◆ **EXERCISE DIRECTIONS**:
Each entry below should be echoed exactly, with pictures omitted.

::: DATA TO USE :::

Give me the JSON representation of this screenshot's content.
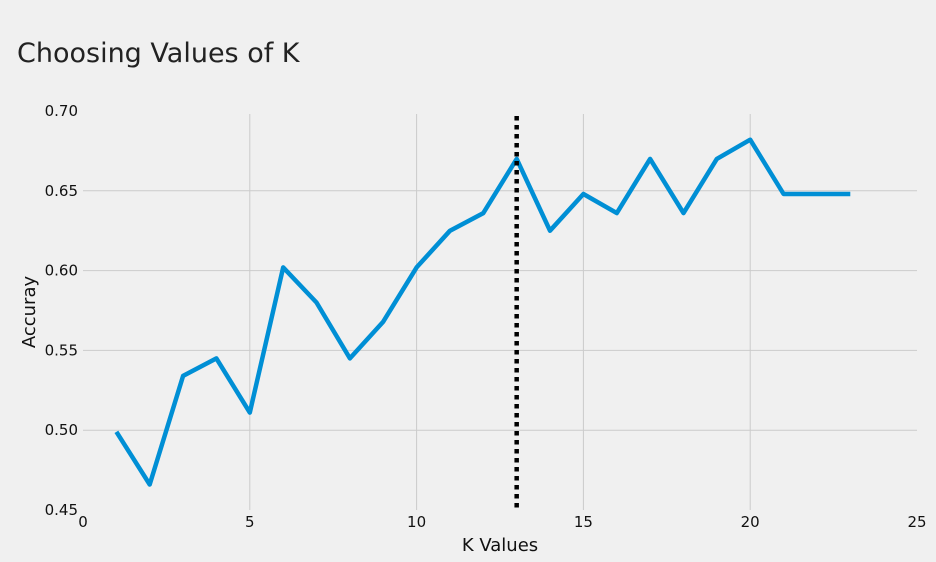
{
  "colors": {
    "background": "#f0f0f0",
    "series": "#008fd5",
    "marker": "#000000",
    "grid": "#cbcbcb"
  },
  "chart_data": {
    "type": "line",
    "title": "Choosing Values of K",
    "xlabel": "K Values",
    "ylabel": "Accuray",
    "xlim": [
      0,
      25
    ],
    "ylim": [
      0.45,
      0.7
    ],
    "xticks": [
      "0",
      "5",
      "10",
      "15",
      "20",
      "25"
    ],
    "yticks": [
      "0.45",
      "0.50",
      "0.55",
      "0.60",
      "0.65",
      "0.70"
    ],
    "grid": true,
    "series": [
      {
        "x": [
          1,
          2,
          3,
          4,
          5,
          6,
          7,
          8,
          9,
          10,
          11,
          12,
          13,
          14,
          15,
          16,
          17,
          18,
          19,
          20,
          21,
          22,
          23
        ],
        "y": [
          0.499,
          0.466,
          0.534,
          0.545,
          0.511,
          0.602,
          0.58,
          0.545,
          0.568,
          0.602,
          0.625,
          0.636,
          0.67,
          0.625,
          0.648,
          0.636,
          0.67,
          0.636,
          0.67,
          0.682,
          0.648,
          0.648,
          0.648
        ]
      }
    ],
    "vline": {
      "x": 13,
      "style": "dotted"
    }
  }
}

:::

◆ **SOLUTION TO THIS PROBLEM**:
Give me the JSON representation of this screenshot's content.
{
  "colors": {
    "background": "#f0f0f0",
    "series": "#008fd5",
    "marker": "#000000",
    "grid": "#cbcbcb"
  },
  "chart_data": {
    "type": "line",
    "title": "Choosing Values of K",
    "xlabel": "K Values",
    "ylabel": "Accuray",
    "xlim": [
      0,
      25
    ],
    "ylim": [
      0.45,
      0.7
    ],
    "xticks": [
      "0",
      "5",
      "10",
      "15",
      "20",
      "25"
    ],
    "yticks": [
      "0.45",
      "0.50",
      "0.55",
      "0.60",
      "0.65",
      "0.70"
    ],
    "grid": true,
    "series": [
      {
        "x": [
          1,
          2,
          3,
          4,
          5,
          6,
          7,
          8,
          9,
          10,
          11,
          12,
          13,
          14,
          15,
          16,
          17,
          18,
          19,
          20,
          21,
          22,
          23
        ],
        "y": [
          0.499,
          0.466,
          0.534,
          0.545,
          0.511,
          0.602,
          0.58,
          0.545,
          0.568,
          0.602,
          0.625,
          0.636,
          0.67,
          0.625,
          0.648,
          0.636,
          0.67,
          0.636,
          0.67,
          0.682,
          0.648,
          0.648,
          0.648
        ]
      }
    ],
    "vline": {
      "x": 13,
      "style": "dotted"
    }
  }
}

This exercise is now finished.